# TASK DETAILS:
Report only the number of lines in the records that contain the word "Crosses".

[Begin EXERCISE INPUTS]

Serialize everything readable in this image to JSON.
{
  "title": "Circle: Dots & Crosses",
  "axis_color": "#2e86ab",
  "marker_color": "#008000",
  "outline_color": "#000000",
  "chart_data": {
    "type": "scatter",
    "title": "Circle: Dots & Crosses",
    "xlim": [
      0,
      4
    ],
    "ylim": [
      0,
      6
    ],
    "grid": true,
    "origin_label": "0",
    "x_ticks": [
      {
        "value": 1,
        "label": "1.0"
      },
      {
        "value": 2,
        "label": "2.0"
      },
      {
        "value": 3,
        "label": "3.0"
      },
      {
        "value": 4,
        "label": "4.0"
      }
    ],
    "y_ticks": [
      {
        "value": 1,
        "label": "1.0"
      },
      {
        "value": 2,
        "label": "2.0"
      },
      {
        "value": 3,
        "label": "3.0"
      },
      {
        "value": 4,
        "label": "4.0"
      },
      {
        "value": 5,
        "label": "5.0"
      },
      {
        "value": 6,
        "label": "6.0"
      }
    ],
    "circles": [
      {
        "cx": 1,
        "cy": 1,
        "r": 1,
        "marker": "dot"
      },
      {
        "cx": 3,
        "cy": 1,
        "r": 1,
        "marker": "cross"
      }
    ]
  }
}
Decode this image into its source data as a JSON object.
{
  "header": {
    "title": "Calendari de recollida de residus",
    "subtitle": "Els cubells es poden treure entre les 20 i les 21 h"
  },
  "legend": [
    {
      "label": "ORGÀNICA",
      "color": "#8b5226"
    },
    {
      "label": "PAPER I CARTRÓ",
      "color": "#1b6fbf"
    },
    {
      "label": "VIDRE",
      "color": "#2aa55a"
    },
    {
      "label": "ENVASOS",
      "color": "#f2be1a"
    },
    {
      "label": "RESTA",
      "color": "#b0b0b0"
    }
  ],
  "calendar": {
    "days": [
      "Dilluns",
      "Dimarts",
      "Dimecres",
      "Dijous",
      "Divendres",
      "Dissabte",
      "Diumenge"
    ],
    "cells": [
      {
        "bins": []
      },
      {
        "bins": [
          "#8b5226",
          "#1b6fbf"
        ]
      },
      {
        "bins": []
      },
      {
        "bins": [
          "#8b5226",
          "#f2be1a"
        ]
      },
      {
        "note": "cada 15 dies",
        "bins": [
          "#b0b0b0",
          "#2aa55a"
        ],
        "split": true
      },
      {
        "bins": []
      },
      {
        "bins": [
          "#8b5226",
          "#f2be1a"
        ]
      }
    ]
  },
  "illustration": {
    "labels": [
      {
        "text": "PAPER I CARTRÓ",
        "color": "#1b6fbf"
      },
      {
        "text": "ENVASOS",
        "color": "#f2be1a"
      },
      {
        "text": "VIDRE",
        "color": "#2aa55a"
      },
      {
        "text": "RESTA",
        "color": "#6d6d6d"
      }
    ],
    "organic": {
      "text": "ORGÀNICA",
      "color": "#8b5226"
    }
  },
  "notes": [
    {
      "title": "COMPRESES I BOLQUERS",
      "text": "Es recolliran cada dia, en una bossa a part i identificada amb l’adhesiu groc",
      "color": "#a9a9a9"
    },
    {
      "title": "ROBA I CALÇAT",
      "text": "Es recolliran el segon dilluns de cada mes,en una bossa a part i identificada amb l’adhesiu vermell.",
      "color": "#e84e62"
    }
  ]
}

[End EXERCISE INPUTS]

# OUTPUT FOR THIS EXERCISE:
2